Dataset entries
## BEGIN
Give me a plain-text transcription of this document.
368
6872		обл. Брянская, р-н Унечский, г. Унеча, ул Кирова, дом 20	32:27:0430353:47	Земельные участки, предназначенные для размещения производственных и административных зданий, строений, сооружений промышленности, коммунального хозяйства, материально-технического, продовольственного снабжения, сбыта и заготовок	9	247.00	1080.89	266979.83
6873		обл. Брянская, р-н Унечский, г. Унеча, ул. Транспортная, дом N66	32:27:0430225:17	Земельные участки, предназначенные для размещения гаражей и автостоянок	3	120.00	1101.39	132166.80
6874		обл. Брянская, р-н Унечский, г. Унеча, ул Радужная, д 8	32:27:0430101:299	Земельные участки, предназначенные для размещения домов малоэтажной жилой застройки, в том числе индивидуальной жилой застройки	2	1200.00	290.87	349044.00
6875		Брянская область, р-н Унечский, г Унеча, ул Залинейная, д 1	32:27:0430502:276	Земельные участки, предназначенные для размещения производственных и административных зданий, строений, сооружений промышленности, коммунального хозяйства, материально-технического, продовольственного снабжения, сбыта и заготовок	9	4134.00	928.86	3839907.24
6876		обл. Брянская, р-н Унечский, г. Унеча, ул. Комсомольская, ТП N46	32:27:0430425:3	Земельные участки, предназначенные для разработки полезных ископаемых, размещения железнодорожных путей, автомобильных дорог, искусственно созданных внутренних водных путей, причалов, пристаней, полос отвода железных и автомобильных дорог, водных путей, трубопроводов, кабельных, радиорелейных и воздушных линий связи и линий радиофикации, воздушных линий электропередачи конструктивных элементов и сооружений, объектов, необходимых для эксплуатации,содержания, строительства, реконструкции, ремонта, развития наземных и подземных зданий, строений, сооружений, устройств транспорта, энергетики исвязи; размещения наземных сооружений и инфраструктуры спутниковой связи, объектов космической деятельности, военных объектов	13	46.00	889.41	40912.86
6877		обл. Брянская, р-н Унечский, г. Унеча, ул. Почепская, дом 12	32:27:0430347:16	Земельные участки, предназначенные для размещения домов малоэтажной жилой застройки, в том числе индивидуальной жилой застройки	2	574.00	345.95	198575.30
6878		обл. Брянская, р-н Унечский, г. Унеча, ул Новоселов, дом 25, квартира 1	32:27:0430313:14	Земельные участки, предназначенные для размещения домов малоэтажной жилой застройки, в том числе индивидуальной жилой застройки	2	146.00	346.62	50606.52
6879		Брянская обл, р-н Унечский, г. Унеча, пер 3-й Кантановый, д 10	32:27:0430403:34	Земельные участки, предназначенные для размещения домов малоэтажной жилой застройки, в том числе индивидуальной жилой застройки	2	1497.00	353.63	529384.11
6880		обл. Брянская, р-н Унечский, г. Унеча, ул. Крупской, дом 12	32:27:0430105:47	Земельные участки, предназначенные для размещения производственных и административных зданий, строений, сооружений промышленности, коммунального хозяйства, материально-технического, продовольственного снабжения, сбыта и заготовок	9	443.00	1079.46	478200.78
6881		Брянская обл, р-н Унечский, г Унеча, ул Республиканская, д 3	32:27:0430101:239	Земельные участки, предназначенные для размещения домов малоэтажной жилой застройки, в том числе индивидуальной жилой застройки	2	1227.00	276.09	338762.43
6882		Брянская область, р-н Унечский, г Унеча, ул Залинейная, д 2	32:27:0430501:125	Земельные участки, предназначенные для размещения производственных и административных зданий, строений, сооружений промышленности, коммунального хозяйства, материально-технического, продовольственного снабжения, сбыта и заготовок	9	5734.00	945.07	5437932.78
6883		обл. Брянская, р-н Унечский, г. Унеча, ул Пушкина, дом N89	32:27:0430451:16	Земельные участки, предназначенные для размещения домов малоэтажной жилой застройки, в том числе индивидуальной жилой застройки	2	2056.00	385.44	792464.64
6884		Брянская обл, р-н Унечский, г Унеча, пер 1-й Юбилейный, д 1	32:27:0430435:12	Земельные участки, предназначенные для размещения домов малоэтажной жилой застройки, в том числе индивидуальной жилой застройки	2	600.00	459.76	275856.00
## END
• [Exercise task]
Output a single number: how many lines contain the word "сбыта".

• [Exercise solution]
4